§ **Exercise goal**:
Return every record verbatim.
.....
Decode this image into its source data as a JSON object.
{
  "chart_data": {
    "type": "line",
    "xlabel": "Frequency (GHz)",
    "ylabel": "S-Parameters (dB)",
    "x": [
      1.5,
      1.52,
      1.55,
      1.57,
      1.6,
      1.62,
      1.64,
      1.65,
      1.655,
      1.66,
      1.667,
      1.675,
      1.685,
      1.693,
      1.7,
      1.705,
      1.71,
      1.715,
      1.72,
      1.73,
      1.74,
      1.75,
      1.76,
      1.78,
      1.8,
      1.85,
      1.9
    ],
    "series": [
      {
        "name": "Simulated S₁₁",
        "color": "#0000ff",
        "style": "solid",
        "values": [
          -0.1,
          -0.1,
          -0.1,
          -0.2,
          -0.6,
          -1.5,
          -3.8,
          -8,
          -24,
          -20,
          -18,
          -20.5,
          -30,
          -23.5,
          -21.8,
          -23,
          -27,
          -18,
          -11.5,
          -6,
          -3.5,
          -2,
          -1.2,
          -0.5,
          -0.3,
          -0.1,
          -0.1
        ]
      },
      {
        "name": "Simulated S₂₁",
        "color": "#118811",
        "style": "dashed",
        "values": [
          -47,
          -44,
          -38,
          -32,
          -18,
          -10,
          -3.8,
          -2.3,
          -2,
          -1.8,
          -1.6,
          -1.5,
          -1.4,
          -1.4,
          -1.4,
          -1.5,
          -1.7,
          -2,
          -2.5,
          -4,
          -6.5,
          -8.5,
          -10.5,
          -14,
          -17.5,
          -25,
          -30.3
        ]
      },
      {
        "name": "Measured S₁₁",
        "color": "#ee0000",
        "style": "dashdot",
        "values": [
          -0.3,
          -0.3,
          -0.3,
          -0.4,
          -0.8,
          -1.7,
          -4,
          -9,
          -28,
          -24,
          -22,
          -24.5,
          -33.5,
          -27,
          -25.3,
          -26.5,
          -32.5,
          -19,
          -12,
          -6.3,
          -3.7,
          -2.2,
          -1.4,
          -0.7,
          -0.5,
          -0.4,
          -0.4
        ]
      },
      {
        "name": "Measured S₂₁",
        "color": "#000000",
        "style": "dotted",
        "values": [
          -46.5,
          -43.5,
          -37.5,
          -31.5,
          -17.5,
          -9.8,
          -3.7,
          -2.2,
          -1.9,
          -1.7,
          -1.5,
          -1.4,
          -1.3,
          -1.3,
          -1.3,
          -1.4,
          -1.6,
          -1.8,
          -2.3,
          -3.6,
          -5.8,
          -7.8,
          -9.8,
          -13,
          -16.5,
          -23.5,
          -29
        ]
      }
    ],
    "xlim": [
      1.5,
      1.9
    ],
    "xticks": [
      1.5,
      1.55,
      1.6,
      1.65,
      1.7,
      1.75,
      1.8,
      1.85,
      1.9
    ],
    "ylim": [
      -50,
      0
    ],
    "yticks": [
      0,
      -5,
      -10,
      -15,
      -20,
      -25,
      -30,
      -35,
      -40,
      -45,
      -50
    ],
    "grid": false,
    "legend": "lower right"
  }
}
.....
§ **Result below**:
Decode this image into its source data as a JSON object.
{
  "chart_data": {
    "type": "line",
    "xlabel": "Frequency (GHz)",
    "ylabel": "S-Parameters (dB)",
    "x": [
      1.5,
      1.52,
      1.55,
      1.57,
      1.6,
      1.62,
      1.64,
      1.65,
      1.655,
      1.66,
      1.667,
      1.675,
      1.685,
      1.693,
      1.7,
      1.705,
      1.71,
      1.715,
      1.72,
      1.73,
      1.74,
      1.75,
      1.76,
      1.78,
      1.8,
      1.85,
      1.9
    ],
    "series": [
      {
        "name": "Simulated S₁₁",
        "color": "#0000ff",
        "style": "solid",
        "values": [
          -0.1,
          -0.1,
          -0.1,
          -0.2,
          -0.6,
          -1.5,
          -3.8,
          -8,
          -24,
          -20,
          -18,
          -20.5,
          -30,
          -23.5,
          -21.8,
          -23,
          -27,
          -18,
          -11.5,
          -6,
          -3.5,
          -2,
          -1.2,
          -0.5,
          -0.3,
          -0.1,
          -0.1
        ]
      },
      {
        "name": "Simulated S₂₁",
        "color": "#118811",
        "style": "dashed",
        "values": [
          -47,
          -44,
          -38,
          -32,
          -18,
          -10,
          -3.8,
          -2.3,
          -2,
          -1.8,
          -1.6,
          -1.5,
          -1.4,
          -1.4,
          -1.4,
          -1.5,
          -1.7,
          -2,
          -2.5,
          -4,
          -6.5,
          -8.5,
          -10.5,
          -14,
          -17.5,
          -25,
          -30.3
        ]
      },
      {
        "name": "Measured S₁₁",
        "color": "#ee0000",
        "style": "dashdot",
        "values": [
          -0.3,
          -0.3,
          -0.3,
          -0.4,
          -0.8,
          -1.7,
          -4,
          -9,
          -28,
          -24,
          -22,
          -24.5,
          -33.5,
          -27,
          -25.3,
          -26.5,
          -32.5,
          -19,
          -12,
          -6.3,
          -3.7,
          -2.2,
          -1.4,
          -0.7,
          -0.5,
          -0.4,
          -0.4
        ]
      },
      {
        "name": "Measured S₂₁",
        "color": "#000000",
        "style": "dotted",
        "values": [
          -46.5,
          -43.5,
          -37.5,
          -31.5,
          -17.5,
          -9.8,
          -3.7,
          -2.2,
          -1.9,
          -1.7,
          -1.5,
          -1.4,
          -1.3,
          -1.3,
          -1.3,
          -1.4,
          -1.6,
          -1.8,
          -2.3,
          -3.6,
          -5.8,
          -7.8,
          -9.8,
          -13,
          -16.5,
          -23.5,
          -29
        ]
      }
    ],
    "xlim": [
      1.5,
      1.9
    ],
    "xticks": [
      1.5,
      1.55,
      1.6,
      1.65,
      1.7,
      1.75,
      1.8,
      1.85,
      1.9
    ],
    "ylim": [
      -50,
      0
    ],
    "yticks": [
      0,
      -5,
      -10,
      -15,
      -20,
      -25,
      -30,
      -35,
      -40,
      -45,
      -50
    ],
    "grid": false,
    "legend": "lower right"
  }
}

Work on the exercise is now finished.